* **TASK REQUIREMENTS**
Show every line in the entries below where the word "value" appears.

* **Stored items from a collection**
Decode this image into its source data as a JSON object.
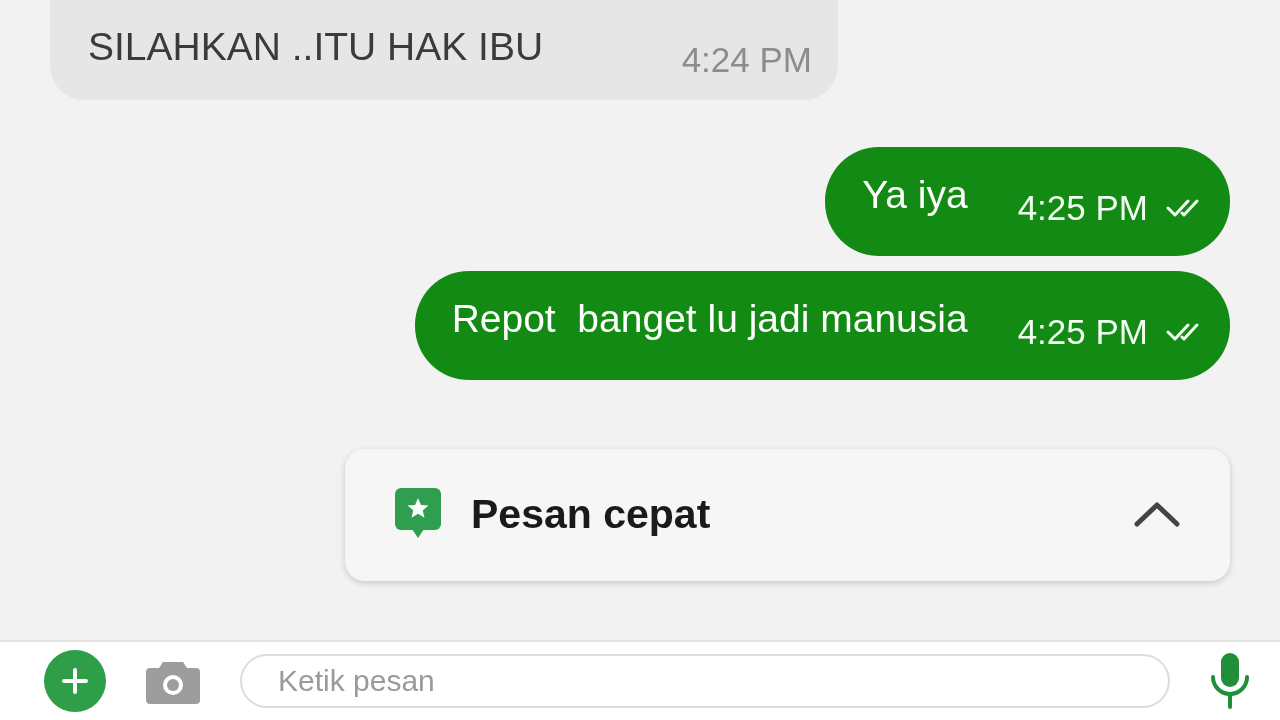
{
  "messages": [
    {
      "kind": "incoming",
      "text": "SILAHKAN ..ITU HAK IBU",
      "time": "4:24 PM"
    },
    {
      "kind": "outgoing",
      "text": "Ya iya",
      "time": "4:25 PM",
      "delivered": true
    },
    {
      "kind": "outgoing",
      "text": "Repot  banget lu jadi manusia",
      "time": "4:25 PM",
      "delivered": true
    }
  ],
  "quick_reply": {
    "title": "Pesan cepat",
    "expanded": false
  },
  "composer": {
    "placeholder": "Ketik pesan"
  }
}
---
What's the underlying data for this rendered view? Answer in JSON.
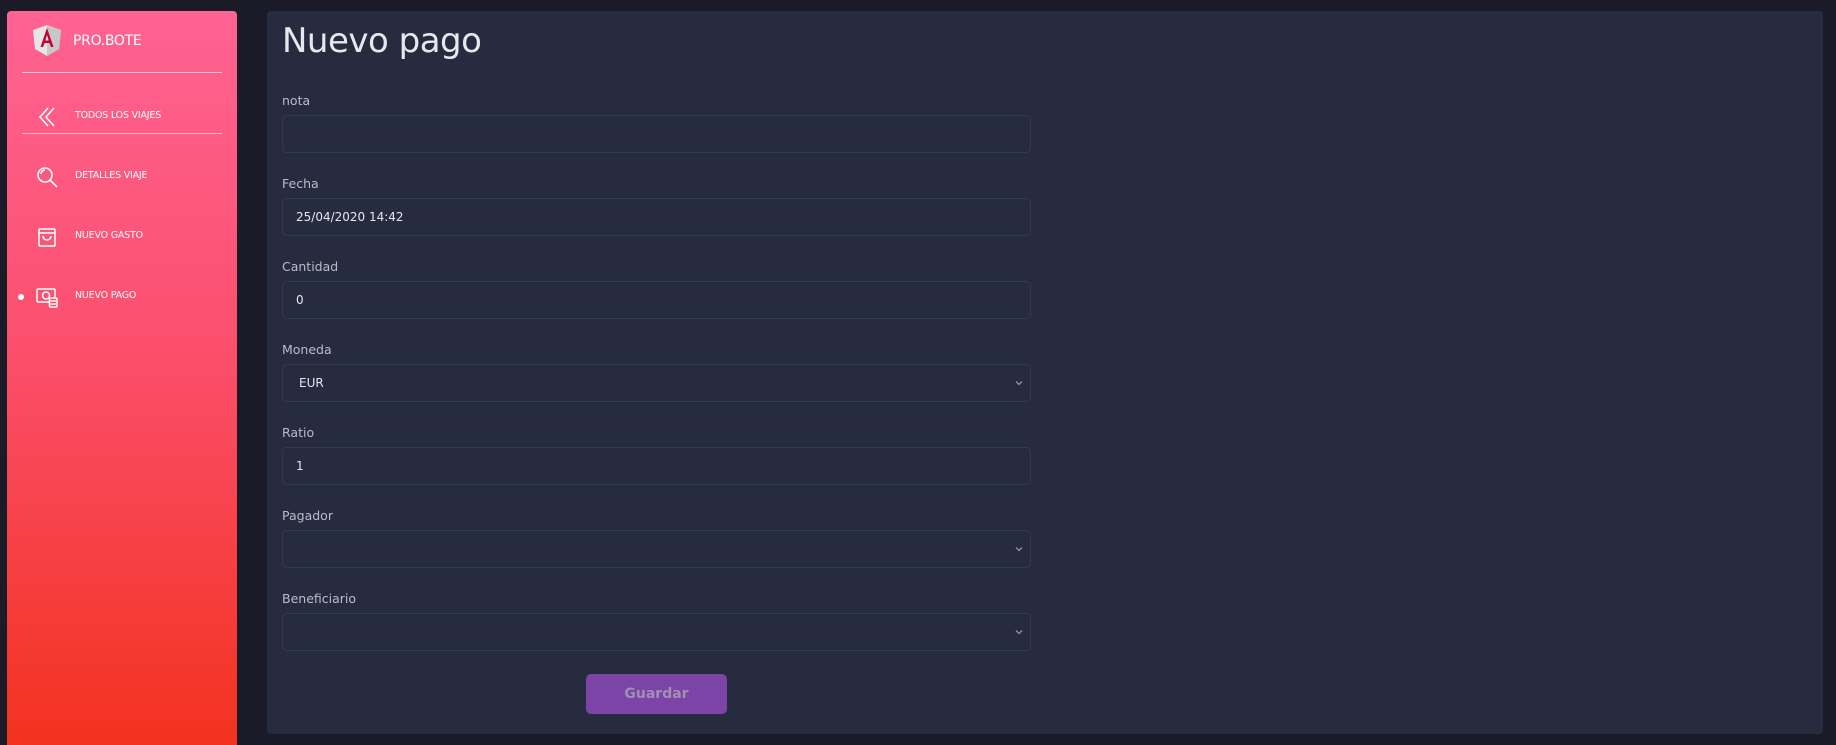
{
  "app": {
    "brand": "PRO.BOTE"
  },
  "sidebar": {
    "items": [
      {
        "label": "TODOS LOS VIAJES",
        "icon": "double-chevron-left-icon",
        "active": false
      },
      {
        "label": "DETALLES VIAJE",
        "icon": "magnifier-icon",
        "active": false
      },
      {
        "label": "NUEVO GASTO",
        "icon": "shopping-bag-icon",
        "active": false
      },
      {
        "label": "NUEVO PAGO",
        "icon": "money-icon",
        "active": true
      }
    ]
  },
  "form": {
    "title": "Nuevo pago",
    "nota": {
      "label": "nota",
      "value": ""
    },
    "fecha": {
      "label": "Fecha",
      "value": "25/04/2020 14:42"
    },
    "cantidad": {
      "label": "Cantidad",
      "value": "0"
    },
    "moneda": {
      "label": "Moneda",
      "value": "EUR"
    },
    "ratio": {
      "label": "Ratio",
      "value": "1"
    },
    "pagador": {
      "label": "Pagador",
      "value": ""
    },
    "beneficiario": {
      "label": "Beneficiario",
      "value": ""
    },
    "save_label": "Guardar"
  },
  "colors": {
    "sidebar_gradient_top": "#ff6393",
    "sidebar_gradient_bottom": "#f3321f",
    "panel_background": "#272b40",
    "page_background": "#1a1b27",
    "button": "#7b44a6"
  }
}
--
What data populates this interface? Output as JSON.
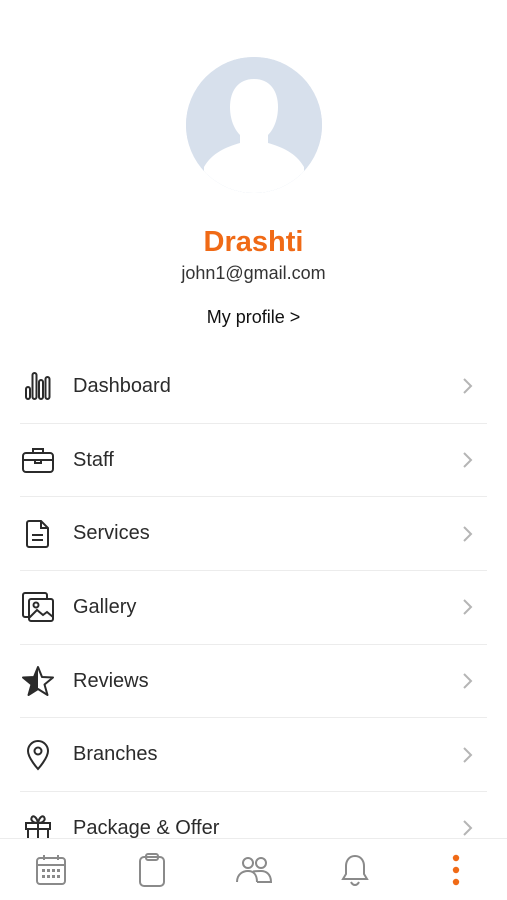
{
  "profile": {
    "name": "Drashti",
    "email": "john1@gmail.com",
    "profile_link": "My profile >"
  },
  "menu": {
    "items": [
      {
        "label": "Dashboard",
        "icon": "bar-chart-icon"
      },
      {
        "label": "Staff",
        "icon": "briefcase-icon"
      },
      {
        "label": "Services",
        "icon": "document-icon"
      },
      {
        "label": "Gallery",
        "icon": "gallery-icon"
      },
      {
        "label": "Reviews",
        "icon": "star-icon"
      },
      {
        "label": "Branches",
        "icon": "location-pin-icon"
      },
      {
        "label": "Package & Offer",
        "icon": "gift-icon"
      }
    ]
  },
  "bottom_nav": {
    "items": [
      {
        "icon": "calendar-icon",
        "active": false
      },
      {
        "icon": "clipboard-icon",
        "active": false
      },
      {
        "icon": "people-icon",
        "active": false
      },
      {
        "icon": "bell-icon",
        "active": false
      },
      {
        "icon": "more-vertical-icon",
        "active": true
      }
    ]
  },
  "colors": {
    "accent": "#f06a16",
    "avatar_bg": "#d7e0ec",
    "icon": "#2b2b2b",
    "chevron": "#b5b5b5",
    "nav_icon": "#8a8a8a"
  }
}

* **THE RESPONSE**
      "value": ""
      "value": "25/04/2020 14:42"
      "value": "0"
      "value": "EUR"
      "value": "1"
      "value": ""
      "value": ""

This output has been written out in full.